-- SET PROBLEM --
Every line of the material below must be repeated exactly.

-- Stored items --
-- START --

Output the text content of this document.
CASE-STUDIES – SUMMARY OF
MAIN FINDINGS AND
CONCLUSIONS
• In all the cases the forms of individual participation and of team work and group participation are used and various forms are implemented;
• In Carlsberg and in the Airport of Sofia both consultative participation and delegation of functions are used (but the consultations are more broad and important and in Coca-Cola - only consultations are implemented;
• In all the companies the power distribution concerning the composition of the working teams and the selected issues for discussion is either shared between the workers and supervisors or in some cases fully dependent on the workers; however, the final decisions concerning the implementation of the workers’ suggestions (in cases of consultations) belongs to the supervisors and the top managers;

-- END --

-- ANSWER TO THE EXERCISE --
Output the text content of this document.
CASE-STUDIES – SUMMARY OF
MAIN FINDINGS AND
CONCLUSIONS
• In all the cases the forms of individual participation and of team work and group participation are used and various forms are implemented;
• In Carlsberg and in the Airport of Sofia both consultative participation and delegation of functions are used (but the consultations are more broad and important and in Coca-Cola - only consultations are implemented;
• In all the companies the power distribution concerning the composition of the working teams and the selected issues for discussion is either shared between the workers and supervisors or in some cases fully dependent on the workers; however, the final decisions concerning the implementation of the workers’ suggestions (in cases of consultations) belongs to the supervisors and the top managers;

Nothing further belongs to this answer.